(Saved data entries)
--

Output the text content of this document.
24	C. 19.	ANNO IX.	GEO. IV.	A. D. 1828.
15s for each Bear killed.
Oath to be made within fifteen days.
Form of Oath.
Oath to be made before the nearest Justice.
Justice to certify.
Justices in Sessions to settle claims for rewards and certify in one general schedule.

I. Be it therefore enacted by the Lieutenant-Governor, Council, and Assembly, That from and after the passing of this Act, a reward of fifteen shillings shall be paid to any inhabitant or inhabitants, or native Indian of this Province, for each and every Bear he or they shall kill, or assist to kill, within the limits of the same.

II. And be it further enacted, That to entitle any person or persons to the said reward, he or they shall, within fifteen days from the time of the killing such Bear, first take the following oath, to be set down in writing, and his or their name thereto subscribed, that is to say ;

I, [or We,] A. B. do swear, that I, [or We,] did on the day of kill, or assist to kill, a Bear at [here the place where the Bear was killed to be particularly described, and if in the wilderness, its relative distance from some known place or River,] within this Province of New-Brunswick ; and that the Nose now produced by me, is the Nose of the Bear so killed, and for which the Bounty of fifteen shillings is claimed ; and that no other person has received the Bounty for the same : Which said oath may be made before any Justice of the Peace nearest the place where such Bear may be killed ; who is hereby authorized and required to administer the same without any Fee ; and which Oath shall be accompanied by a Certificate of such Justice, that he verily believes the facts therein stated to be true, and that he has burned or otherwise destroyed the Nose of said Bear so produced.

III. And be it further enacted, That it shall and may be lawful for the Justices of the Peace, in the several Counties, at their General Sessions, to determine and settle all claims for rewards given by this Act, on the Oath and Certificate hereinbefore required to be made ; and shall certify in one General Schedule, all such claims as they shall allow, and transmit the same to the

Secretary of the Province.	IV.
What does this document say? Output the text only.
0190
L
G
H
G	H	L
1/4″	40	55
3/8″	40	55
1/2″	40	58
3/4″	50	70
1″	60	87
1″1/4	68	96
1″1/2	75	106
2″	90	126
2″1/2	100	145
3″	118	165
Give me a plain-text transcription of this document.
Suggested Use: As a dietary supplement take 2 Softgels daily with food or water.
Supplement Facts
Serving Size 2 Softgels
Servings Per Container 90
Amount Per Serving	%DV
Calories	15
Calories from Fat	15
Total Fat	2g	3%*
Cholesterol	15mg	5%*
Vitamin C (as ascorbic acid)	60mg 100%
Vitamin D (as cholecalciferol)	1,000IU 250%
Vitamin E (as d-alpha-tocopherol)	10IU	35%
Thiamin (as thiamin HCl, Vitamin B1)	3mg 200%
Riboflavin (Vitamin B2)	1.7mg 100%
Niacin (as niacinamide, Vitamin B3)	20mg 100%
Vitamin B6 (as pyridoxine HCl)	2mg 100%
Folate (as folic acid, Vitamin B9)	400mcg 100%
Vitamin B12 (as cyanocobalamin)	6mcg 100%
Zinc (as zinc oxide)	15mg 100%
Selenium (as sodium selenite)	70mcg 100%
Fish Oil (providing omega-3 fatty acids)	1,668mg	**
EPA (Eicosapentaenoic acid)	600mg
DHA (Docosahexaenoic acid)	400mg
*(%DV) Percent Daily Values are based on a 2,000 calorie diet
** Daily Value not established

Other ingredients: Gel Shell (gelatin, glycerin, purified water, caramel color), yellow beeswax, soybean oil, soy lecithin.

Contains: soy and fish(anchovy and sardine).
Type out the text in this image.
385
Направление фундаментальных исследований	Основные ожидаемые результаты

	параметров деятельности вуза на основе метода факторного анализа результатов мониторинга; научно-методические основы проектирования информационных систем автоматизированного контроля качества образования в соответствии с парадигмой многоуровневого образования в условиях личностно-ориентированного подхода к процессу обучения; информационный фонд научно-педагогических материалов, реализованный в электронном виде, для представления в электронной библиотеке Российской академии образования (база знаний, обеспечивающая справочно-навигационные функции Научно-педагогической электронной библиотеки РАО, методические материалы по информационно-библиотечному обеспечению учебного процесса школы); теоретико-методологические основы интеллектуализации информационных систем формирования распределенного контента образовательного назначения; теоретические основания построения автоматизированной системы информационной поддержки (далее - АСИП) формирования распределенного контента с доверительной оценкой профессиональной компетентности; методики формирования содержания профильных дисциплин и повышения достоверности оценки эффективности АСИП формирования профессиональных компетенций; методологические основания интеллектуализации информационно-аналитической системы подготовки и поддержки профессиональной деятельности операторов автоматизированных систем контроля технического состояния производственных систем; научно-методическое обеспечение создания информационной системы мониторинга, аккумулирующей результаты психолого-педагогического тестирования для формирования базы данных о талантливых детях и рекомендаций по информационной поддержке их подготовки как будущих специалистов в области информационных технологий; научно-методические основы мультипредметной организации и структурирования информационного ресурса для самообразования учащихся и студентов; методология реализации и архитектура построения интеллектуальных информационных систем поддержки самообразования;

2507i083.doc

--

» **GOAL**:
Every line of the records that includes the word "text" should be gathered.

» **WORKED ANSWER**:
Output the text content of this document.
What does this document say? Output the text only.
Give me a plain-text transcription of this document.
Type out the text in this image.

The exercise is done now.